» **Task objective**
Write out all of the records precisely. Skip anything that is a picture.

----- Record set -----

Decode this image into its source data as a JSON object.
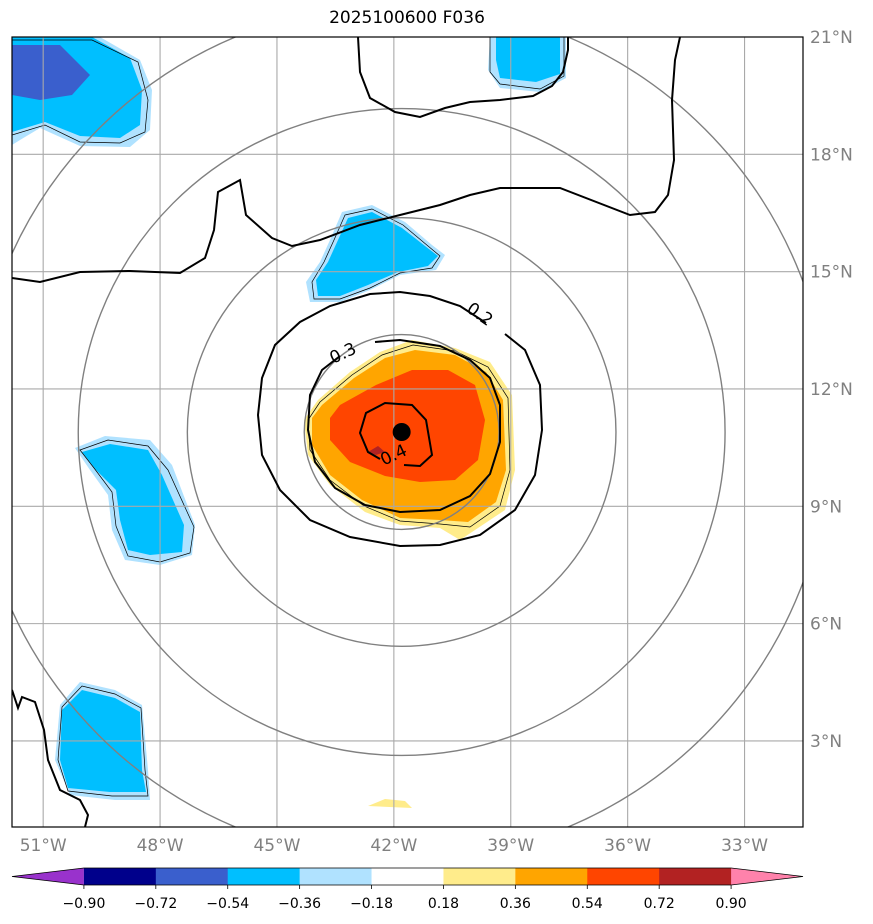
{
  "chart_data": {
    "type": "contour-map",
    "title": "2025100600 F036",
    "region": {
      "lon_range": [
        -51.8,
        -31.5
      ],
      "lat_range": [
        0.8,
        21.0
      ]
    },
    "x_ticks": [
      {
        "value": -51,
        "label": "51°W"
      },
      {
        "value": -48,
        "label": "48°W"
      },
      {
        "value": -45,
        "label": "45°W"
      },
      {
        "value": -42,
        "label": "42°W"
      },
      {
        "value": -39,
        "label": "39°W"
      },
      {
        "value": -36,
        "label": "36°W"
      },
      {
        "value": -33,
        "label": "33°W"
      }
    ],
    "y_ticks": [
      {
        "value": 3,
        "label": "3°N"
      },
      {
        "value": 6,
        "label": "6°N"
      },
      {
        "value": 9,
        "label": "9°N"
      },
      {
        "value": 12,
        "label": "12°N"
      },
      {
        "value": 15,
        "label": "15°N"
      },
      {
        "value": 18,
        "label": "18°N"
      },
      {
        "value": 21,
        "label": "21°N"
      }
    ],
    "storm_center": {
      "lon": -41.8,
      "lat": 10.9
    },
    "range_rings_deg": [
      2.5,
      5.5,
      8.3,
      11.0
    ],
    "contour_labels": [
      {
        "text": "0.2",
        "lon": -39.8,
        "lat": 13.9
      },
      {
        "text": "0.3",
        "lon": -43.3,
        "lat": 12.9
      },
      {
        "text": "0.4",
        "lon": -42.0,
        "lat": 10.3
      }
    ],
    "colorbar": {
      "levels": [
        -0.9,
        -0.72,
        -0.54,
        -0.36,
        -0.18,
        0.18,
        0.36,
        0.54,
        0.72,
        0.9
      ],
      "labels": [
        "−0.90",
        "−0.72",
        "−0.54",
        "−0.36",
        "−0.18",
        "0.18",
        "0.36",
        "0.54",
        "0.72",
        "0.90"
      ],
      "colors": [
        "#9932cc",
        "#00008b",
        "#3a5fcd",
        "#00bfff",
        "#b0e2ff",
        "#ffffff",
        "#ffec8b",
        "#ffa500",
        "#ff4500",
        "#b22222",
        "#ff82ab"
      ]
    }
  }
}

-----

» **Answer**
Decode this image into its source data as a JSON object.
{
  "chart_data": {
    "type": "contour-map",
    "title": "2025100600 F036",
    "region": {
      "lon_range": [
        -51.8,
        -31.5
      ],
      "lat_range": [
        0.8,
        21.0
      ]
    },
    "x_ticks": [
      {
        "value": -51,
        "label": "51°W"
      },
      {
        "value": -48,
        "label": "48°W"
      },
      {
        "value": -45,
        "label": "45°W"
      },
      {
        "value": -42,
        "label": "42°W"
      },
      {
        "value": -39,
        "label": "39°W"
      },
      {
        "value": -36,
        "label": "36°W"
      },
      {
        "value": -33,
        "label": "33°W"
      }
    ],
    "y_ticks": [
      {
        "value": 3,
        "label": "3°N"
      },
      {
        "value": 6,
        "label": "6°N"
      },
      {
        "value": 9,
        "label": "9°N"
      },
      {
        "value": 12,
        "label": "12°N"
      },
      {
        "value": 15,
        "label": "15°N"
      },
      {
        "value": 18,
        "label": "18°N"
      },
      {
        "value": 21,
        "label": "21°N"
      }
    ],
    "storm_center": {
      "lon": -41.8,
      "lat": 10.9
    },
    "range_rings_deg": [
      2.5,
      5.5,
      8.3,
      11.0
    ],
    "contour_labels": [
      {
        "text": "0.2",
        "lon": -39.8,
        "lat": 13.9
      },
      {
        "text": "0.3",
        "lon": -43.3,
        "lat": 12.9
      },
      {
        "text": "0.4",
        "lon": -42.0,
        "lat": 10.3
      }
    ],
    "colorbar": {
      "levels": [
        -0.9,
        -0.72,
        -0.54,
        -0.36,
        -0.18,
        0.18,
        0.36,
        0.54,
        0.72,
        0.9
      ],
      "labels": [
        "−0.90",
        "−0.72",
        "−0.54",
        "−0.36",
        "−0.18",
        "0.18",
        "0.36",
        "0.54",
        "0.72",
        "0.90"
      ],
      "colors": [
        "#9932cc",
        "#00008b",
        "#3a5fcd",
        "#00bfff",
        "#b0e2ff",
        "#ffffff",
        "#ffec8b",
        "#ffa500",
        "#ff4500",
        "#b22222",
        "#ff82ab"
      ]
    }
  }
}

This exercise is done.